Start of RECORDS SUPPLIED

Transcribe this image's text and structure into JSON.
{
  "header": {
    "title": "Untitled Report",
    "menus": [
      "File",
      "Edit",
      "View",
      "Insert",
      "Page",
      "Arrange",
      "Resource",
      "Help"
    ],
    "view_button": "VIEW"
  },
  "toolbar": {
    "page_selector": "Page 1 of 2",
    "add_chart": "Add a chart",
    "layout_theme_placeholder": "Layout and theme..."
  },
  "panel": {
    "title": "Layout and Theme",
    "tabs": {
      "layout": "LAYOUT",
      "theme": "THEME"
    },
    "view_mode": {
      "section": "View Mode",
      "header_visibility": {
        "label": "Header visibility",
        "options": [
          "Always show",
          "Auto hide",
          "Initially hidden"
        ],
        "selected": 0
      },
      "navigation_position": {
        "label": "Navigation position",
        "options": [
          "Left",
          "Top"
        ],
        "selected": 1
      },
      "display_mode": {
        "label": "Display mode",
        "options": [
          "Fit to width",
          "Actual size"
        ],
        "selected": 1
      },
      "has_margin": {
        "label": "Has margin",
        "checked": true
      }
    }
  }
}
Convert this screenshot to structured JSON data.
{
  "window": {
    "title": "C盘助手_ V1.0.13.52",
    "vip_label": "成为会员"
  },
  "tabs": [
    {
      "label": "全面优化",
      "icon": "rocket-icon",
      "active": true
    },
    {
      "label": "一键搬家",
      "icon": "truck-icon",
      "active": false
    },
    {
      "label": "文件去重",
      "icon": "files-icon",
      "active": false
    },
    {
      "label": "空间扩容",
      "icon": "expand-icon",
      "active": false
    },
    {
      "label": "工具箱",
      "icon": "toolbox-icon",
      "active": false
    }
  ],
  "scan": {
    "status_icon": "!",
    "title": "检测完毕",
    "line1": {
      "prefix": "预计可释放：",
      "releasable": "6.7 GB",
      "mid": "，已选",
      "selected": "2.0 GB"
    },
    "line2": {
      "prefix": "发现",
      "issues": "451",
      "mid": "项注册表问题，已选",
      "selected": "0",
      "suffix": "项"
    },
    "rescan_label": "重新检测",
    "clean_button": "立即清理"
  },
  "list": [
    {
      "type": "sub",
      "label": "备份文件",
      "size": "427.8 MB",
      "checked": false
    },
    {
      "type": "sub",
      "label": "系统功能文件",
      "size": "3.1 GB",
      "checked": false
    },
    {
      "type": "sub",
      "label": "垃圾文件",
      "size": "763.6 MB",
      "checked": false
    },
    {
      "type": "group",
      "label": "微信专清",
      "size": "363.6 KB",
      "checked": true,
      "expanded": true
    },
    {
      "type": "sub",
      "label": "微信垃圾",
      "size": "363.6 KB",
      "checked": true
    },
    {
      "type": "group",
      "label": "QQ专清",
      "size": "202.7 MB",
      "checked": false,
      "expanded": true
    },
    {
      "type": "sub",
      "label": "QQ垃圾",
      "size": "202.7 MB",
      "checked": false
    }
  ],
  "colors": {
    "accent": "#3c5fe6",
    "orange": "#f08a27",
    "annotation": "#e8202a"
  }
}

End of RECORDS SUPPLIED

◆ WRITTEN EXERCISE ◆
Quote each line above in full, word for word.

◆ WRITTEN RESPONSE ◆
Transcribe this image's text and structure into JSON.
{
  "header": {
    "title": "Untitled Report",
    "menus": [
      "File",
      "Edit",
      "View",
      "Insert",
      "Page",
      "Arrange",
      "Resource",
      "Help"
    ],
    "view_button": "VIEW"
  },
  "toolbar": {
    "page_selector": "Page 1 of 2",
    "add_chart": "Add a chart",
    "layout_theme_placeholder": "Layout and theme..."
  },
  "panel": {
    "title": "Layout and Theme",
    "tabs": {
      "layout": "LAYOUT",
      "theme": "THEME"
    },
    "view_mode": {
      "section": "View Mode",
      "header_visibility": {
        "label": "Header visibility",
        "options": [
          "Always show",
          "Auto hide",
          "Initially hidden"
        ],
        "selected": 0
      },
      "navigation_position": {
        "label": "Navigation position",
        "options": [
          "Left",
          "Top"
        ],
        "selected": 1
      },
      "display_mode": {
        "label": "Display mode",
        "options": [
          "Fit to width",
          "Actual size"
        ],
        "selected": 1
      },
      "has_margin": {
        "label": "Has margin",
        "checked": true
      }
    }
  }
}
Convert this screenshot to structured JSON data.
{
  "window": {
    "title": "C盘助手_ V1.0.13.52",
    "vip_label": "成为会员"
  },
  "tabs": [
    {
      "label": "全面优化",
      "icon": "rocket-icon",
      "active": true
    },
    {
      "label": "一键搬家",
      "icon": "truck-icon",
      "active": false
    },
    {
      "label": "文件去重",
      "icon": "files-icon",
      "active": false
    },
    {
      "label": "空间扩容",
      "icon": "expand-icon",
      "active": false
    },
    {
      "label": "工具箱",
      "icon": "toolbox-icon",
      "active": false
    }
  ],
  "scan": {
    "status_icon": "!",
    "title": "检测完毕",
    "line1": {
      "prefix": "预计可释放：",
      "releasable": "6.7 GB",
      "mid": "，已选",
      "selected": "2.0 GB"
    },
    "line2": {
      "prefix": "发现",
      "issues": "451",
      "mid": "项注册表问题，已选",
      "selected": "0",
      "suffix": "项"
    },
    "rescan_label": "重新检测",
    "clean_button": "立即清理"
  },
  "list": [
    {
      "type": "sub",
      "label": "备份文件",
      "size": "427.8 MB",
      "checked": false
    },
    {
      "type": "sub",
      "label": "系统功能文件",
      "size": "3.1 GB",
      "checked": false
    },
    {
      "type": "sub",
      "label": "垃圾文件",
      "size": "763.6 MB",
      "checked": false
    },
    {
      "type": "group",
      "label": "微信专清",
      "size": "363.6 KB",
      "checked": true,
      "expanded": true
    },
    {
      "type": "sub",
      "label": "微信垃圾",
      "size": "363.6 KB",
      "checked": true
    },
    {
      "type": "group",
      "label": "QQ专清",
      "size": "202.7 MB",
      "checked": false,
      "expanded": true
    },
    {
      "type": "sub",
      "label": "QQ垃圾",
      "size": "202.7 MB",
      "checked": false
    }
  ],
  "colors": {
    "accent": "#3c5fe6",
    "orange": "#f08a27",
    "annotation": "#e8202a"
  }
}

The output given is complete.